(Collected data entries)
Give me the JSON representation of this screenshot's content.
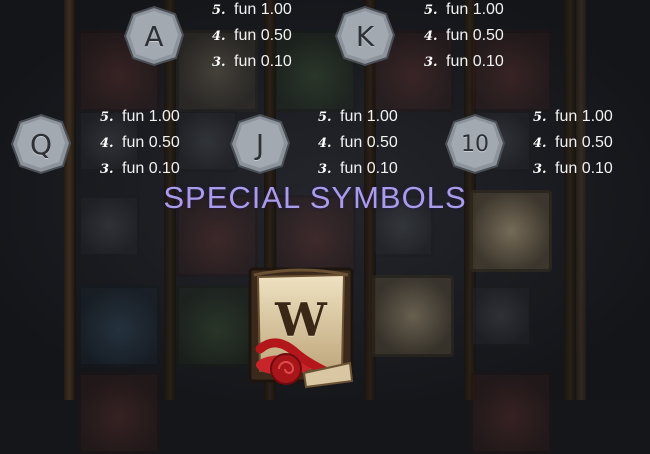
{
  "paytable": [
    {
      "symbol": "A",
      "rows": [
        {
          "count": "5.",
          "value": "fun 1.00"
        },
        {
          "count": "4.",
          "value": "fun 0.50"
        },
        {
          "count": "3.",
          "value": "fun 0.10"
        }
      ]
    },
    {
      "symbol": "K",
      "rows": [
        {
          "count": "5.",
          "value": "fun 1.00"
        },
        {
          "count": "4.",
          "value": "fun 0.50"
        },
        {
          "count": "3.",
          "value": "fun 0.10"
        }
      ]
    },
    {
      "symbol": "Q",
      "rows": [
        {
          "count": "5.",
          "value": "fun 1.00"
        },
        {
          "count": "4.",
          "value": "fun 0.50"
        },
        {
          "count": "3.",
          "value": "fun 0.10"
        }
      ]
    },
    {
      "symbol": "J",
      "rows": [
        {
          "count": "5.",
          "value": "fun 1.00"
        },
        {
          "count": "4.",
          "value": "fun 0.50"
        },
        {
          "count": "3.",
          "value": "fun 0.10"
        }
      ]
    },
    {
      "symbol": "10",
      "rows": [
        {
          "count": "5.",
          "value": "fun 1.00"
        },
        {
          "count": "4.",
          "value": "fun 0.50"
        },
        {
          "count": "3.",
          "value": "fun 0.10"
        }
      ]
    }
  ],
  "special": {
    "title": "SPECIAL SYMBOLS",
    "wild_symbol": "W"
  },
  "colors": {
    "title": "#a99ce8",
    "stone": "#8d939b",
    "scroll": "#d8c7a2",
    "seal": "#b3171b"
  }
}
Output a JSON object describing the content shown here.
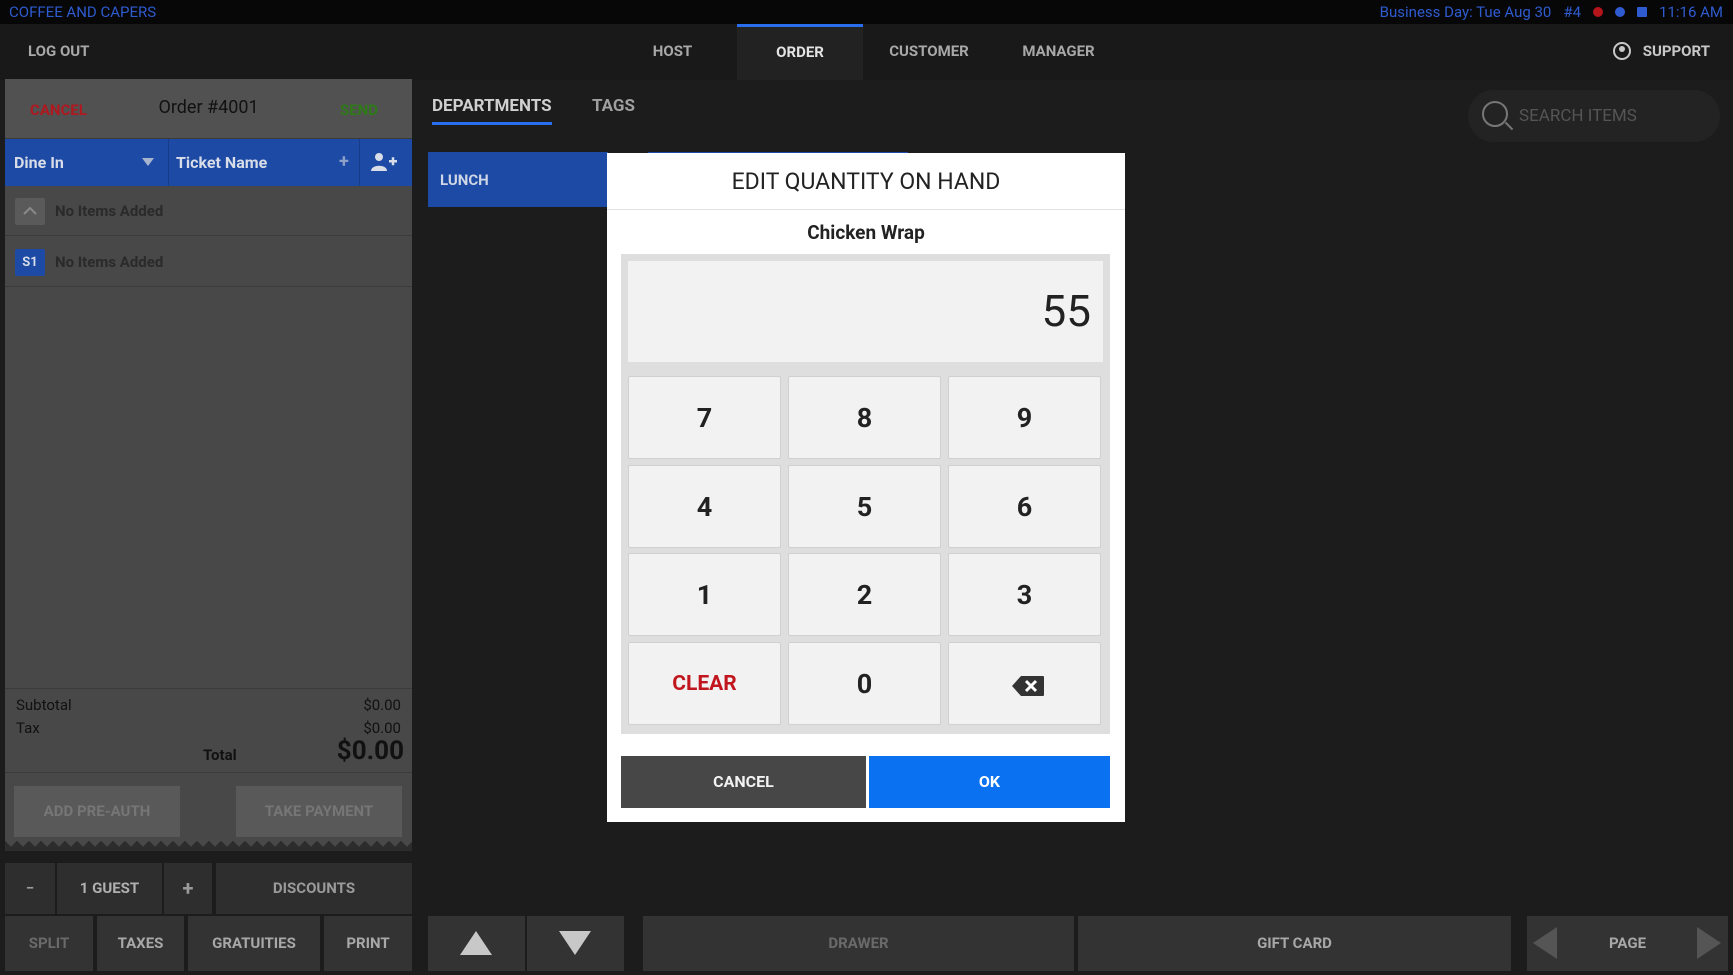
{
  "status_bar": {
    "app_name": "COFFEE AND CAPERS",
    "business_day": "Business Day: Tue Aug 30",
    "terminal": "#4",
    "time": "11:16 AM"
  },
  "top_nav": {
    "logout": "LOG OUT",
    "tabs": [
      "HOST",
      "ORDER",
      "CUSTOMER",
      "MANAGER"
    ],
    "active_tab": "ORDER",
    "support": "SUPPORT"
  },
  "order": {
    "cancel": "CANCEL",
    "title": "Order #4001",
    "send": "SEND",
    "order_type": "Dine In",
    "ticket_name": "Ticket Name",
    "plus": "+",
    "seats": [
      {
        "badge": "",
        "text": "No Items Added"
      },
      {
        "badge": "S1",
        "text": "No Items Added"
      }
    ],
    "subtotal_label": "Subtotal",
    "subtotal": "$0.00",
    "tax_label": "Tax",
    "tax": "$0.00",
    "total_label": "Total",
    "total": "$0.00",
    "add_preauth": "ADD PRE-AUTH",
    "take_payment": "TAKE PAYMENT"
  },
  "guest_row": {
    "minus": "−",
    "guests": "1 GUEST",
    "plus": "+",
    "discounts": "DISCOUNTS"
  },
  "bottom_left": [
    "SPLIT",
    "TAXES",
    "GRATUITIES",
    "PRINT"
  ],
  "departments": {
    "tabs": [
      "DEPARTMENTS",
      "TAGS"
    ],
    "active": "DEPARTMENTS",
    "search_placeholder": "SEARCH ITEMS",
    "items": [
      "LUNCH"
    ]
  },
  "bottom_right": {
    "drawer": "DRAWER",
    "gift_card": "GIFT CARD",
    "page": "PAGE"
  },
  "modal": {
    "title": "EDIT QUANTITY ON HAND",
    "item_name": "Chicken Wrap",
    "value": "55",
    "keys": [
      "7",
      "8",
      "9",
      "4",
      "5",
      "6",
      "1",
      "2",
      "3",
      "CLEAR",
      "0",
      "backspace"
    ],
    "cancel": "CANCEL",
    "ok": "OK"
  },
  "colors": {
    "accent_blue": "#0a72f0",
    "ticket_blue": "#1c4aa5",
    "cancel_red": "#c2161e",
    "send_green": "#2d7a17"
  }
}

WORK REQUIRED: All the records need to be repeated exactly, with the images dropped.

EXPECTED OUTPUT:
Give me the JSON representation of this screenshot's content.
{
  "paytable": [
    {
      "symbol": "A",
      "rows": [
        {
          "count": "5.",
          "value": "fun 1.00"
        },
        {
          "count": "4.",
          "value": "fun 0.50"
        },
        {
          "count": "3.",
          "value": "fun 0.10"
        }
      ]
    },
    {
      "symbol": "K",
      "rows": [
        {
          "count": "5.",
          "value": "fun 1.00"
        },
        {
          "count": "4.",
          "value": "fun 0.50"
        },
        {
          "count": "3.",
          "value": "fun 0.10"
        }
      ]
    },
    {
      "symbol": "Q",
      "rows": [
        {
          "count": "5.",
          "value": "fun 1.00"
        },
        {
          "count": "4.",
          "value": "fun 0.50"
        },
        {
          "count": "3.",
          "value": "fun 0.10"
        }
      ]
    },
    {
      "symbol": "J",
      "rows": [
        {
          "count": "5.",
          "value": "fun 1.00"
        },
        {
          "count": "4.",
          "value": "fun 0.50"
        },
        {
          "count": "3.",
          "value": "fun 0.10"
        }
      ]
    },
    {
      "symbol": "10",
      "rows": [
        {
          "count": "5.",
          "value": "fun 1.00"
        },
        {
          "count": "4.",
          "value": "fun 0.50"
        },
        {
          "count": "3.",
          "value": "fun 0.10"
        }
      ]
    }
  ],
  "special": {
    "title": "SPECIAL SYMBOLS",
    "wild_symbol": "W"
  },
  "colors": {
    "title": "#a99ce8",
    "stone": "#8d939b",
    "scroll": "#d8c7a2",
    "seal": "#b3171b"
  }
}
Output a JSON object describing the content shown here.
{
  "status_bar": {
    "app_name": "COFFEE AND CAPERS",
    "business_day": "Business Day: Tue Aug 30",
    "terminal": "#4",
    "time": "11:16 AM"
  },
  "top_nav": {
    "logout": "LOG OUT",
    "tabs": [
      "HOST",
      "ORDER",
      "CUSTOMER",
      "MANAGER"
    ],
    "active_tab": "ORDER",
    "support": "SUPPORT"
  },
  "order": {
    "cancel": "CANCEL",
    "title": "Order #4001",
    "send": "SEND",
    "order_type": "Dine In",
    "ticket_name": "Ticket Name",
    "plus": "+",
    "seats": [
      {
        "badge": "",
        "text": "No Items Added"
      },
      {
        "badge": "S1",
        "text": "No Items Added"
      }
    ],
    "subtotal_label": "Subtotal",
    "subtotal": "$0.00",
    "tax_label": "Tax",
    "tax": "$0.00",
    "total_label": "Total",
    "total": "$0.00",
    "add_preauth": "ADD PRE-AUTH",
    "take_payment": "TAKE PAYMENT"
  },
  "guest_row": {
    "minus": "−",
    "guests": "1 GUEST",
    "plus": "+",
    "discounts": "DISCOUNTS"
  },
  "bottom_left": [
    "SPLIT",
    "TAXES",
    "GRATUITIES",
    "PRINT"
  ],
  "departments": {
    "tabs": [
      "DEPARTMENTS",
      "TAGS"
    ],
    "active": "DEPARTMENTS",
    "search_placeholder": "SEARCH ITEMS",
    "items": [
      "LUNCH"
    ]
  },
  "bottom_right": {
    "drawer": "DRAWER",
    "gift_card": "GIFT CARD",
    "page": "PAGE"
  },
  "modal": {
    "title": "EDIT QUANTITY ON HAND",
    "item_name": "Chicken Wrap",
    "value": "55",
    "keys": [
      "7",
      "8",
      "9",
      "4",
      "5",
      "6",
      "1",
      "2",
      "3",
      "CLEAR",
      "0",
      "backspace"
    ],
    "cancel": "CANCEL",
    "ok": "OK"
  },
  "colors": {
    "accent_blue": "#0a72f0",
    "ticket_blue": "#1c4aa5",
    "cancel_red": "#c2161e",
    "send_green": "#2d7a17"
  }
}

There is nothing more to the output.